◆ **Challenge**:
Using the records provided below, locate and copy each line that contains the word "JSON".
### Supplied data
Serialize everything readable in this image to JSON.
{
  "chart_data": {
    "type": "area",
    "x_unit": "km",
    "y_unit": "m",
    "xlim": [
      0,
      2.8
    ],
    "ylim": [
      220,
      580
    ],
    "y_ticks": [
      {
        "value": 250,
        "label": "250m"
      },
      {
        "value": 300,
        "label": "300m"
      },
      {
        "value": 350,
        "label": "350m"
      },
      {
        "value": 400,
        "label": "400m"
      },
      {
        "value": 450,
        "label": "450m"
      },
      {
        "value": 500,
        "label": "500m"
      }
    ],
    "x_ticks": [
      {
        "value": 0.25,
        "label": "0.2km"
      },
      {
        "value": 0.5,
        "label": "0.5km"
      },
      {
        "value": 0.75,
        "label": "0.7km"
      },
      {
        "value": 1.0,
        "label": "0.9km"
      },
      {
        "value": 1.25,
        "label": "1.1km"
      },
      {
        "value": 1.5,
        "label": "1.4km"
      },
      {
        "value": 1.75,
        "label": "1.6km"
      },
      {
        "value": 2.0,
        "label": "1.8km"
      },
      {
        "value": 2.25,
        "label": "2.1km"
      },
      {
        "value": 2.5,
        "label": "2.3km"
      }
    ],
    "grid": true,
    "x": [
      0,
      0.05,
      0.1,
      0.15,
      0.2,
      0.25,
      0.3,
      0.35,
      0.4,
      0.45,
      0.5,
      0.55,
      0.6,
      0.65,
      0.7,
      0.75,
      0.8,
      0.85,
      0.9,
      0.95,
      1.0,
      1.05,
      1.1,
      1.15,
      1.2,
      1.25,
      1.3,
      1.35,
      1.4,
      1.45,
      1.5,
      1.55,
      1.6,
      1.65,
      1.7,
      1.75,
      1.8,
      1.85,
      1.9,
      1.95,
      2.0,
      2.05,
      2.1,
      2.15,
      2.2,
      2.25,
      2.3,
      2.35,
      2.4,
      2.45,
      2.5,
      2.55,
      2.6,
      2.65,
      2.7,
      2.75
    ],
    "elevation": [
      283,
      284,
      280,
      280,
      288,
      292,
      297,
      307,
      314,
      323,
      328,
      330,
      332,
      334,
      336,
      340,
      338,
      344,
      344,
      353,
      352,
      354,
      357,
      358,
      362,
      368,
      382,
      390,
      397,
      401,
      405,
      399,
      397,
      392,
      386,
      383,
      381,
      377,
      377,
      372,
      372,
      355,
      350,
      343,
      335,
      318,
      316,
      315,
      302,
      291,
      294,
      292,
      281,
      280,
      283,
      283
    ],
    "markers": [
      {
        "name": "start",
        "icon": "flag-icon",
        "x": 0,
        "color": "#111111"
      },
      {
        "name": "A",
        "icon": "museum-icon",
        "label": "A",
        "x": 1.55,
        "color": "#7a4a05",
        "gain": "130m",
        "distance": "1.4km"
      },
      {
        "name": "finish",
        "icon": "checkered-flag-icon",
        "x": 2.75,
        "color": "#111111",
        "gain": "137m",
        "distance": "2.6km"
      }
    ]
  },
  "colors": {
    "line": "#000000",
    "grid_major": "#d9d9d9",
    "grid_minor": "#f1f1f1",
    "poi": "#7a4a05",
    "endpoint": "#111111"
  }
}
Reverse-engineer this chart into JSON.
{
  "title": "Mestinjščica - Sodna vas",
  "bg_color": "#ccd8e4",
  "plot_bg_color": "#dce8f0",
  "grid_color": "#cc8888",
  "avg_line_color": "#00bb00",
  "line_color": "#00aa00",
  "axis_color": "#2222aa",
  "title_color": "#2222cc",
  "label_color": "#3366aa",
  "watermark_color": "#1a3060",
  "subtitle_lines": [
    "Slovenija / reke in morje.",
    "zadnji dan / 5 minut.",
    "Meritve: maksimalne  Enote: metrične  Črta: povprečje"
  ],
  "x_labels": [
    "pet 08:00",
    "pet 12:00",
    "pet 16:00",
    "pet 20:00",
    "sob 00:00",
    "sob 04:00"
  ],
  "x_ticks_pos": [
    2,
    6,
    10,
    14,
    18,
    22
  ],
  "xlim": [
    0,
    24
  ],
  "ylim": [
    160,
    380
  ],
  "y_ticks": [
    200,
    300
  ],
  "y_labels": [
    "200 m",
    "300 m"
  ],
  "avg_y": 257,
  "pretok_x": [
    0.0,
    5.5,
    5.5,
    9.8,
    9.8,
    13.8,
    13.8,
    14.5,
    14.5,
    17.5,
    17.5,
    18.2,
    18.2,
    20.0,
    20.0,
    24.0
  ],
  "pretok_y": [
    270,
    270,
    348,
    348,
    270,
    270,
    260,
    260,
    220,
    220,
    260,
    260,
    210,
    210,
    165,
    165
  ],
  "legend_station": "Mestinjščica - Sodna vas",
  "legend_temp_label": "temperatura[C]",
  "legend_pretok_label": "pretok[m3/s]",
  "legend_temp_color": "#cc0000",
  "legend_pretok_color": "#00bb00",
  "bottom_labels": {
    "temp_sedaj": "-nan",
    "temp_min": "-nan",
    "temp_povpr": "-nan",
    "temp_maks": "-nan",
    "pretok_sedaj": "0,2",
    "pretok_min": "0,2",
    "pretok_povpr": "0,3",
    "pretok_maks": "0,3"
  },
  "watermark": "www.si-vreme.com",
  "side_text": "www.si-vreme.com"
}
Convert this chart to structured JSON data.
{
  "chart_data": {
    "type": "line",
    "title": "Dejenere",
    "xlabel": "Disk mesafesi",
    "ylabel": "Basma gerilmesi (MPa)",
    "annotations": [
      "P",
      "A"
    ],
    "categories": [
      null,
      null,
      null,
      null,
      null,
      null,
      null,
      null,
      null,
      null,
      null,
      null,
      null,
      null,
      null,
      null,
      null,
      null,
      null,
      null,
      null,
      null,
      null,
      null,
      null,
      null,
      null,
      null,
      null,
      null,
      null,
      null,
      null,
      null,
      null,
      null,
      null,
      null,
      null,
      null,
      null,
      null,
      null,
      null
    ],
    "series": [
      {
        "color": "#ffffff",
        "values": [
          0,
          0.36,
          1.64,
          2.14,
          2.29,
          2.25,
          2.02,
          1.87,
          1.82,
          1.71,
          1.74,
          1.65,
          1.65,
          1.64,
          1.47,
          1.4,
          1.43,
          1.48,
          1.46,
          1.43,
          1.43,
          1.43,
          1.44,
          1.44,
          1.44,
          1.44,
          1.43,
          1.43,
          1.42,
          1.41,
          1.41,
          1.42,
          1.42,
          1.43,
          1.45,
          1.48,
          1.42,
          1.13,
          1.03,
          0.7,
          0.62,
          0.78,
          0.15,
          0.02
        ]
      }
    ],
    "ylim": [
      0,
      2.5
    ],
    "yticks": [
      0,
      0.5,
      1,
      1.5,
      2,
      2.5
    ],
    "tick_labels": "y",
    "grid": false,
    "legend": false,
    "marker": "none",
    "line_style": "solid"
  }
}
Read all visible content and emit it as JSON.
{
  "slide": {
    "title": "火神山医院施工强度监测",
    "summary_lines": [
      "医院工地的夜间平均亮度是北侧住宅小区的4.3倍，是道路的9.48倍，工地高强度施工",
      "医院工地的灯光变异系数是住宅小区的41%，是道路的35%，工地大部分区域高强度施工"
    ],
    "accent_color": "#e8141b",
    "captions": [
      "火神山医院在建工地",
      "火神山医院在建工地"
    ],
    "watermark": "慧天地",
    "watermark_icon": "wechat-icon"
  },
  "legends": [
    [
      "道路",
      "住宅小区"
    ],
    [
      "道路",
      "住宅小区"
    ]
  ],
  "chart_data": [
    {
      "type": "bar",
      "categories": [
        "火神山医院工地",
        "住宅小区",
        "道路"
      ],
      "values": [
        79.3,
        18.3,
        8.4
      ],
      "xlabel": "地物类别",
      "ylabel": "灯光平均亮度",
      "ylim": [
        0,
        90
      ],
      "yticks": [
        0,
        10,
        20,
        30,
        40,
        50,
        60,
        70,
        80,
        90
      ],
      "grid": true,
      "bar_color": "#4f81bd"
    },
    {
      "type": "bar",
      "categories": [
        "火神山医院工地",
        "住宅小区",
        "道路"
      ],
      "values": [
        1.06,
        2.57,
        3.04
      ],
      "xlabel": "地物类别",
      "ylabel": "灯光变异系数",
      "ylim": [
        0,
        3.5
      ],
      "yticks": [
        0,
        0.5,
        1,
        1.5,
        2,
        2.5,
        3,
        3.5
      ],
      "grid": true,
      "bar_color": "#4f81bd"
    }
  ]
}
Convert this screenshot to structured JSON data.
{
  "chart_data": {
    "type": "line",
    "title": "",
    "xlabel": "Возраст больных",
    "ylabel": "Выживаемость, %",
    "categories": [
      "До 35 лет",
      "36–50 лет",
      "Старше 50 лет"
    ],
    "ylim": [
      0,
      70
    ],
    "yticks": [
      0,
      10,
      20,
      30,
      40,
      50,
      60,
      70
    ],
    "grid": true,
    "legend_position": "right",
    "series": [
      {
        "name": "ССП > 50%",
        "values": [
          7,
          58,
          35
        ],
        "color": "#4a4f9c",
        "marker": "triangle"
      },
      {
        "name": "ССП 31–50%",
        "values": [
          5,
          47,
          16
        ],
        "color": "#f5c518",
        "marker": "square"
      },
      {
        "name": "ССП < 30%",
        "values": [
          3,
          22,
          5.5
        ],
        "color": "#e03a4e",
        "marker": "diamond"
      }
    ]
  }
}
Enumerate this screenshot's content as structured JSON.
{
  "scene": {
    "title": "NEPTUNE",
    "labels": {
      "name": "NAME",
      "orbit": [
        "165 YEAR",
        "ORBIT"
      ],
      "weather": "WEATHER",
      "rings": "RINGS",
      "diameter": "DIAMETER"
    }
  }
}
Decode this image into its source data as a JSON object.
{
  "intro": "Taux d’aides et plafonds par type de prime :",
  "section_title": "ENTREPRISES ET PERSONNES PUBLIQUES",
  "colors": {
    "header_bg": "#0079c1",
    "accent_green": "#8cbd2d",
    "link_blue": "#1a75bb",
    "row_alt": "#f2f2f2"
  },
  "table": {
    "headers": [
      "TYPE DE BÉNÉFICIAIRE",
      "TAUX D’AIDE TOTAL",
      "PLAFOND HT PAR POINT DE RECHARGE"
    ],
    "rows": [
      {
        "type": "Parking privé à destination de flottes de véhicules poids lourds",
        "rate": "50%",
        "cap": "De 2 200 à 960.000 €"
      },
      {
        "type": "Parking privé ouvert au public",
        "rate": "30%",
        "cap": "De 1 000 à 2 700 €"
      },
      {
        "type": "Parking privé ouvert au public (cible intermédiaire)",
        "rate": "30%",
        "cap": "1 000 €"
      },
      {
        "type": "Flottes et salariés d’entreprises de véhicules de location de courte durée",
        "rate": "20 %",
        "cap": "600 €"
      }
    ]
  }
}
######
◆ **Task output**:
Serialize everything readable in this image to JSON.
Reverse-engineer this chart into JSON.
Convert this chart to structured JSON data.
Read all visible content and emit it as JSON.
Convert this screenshot to structured JSON data.
Enumerate this screenshot's content as structured JSON.
Decode this image into its source data as a JSON object.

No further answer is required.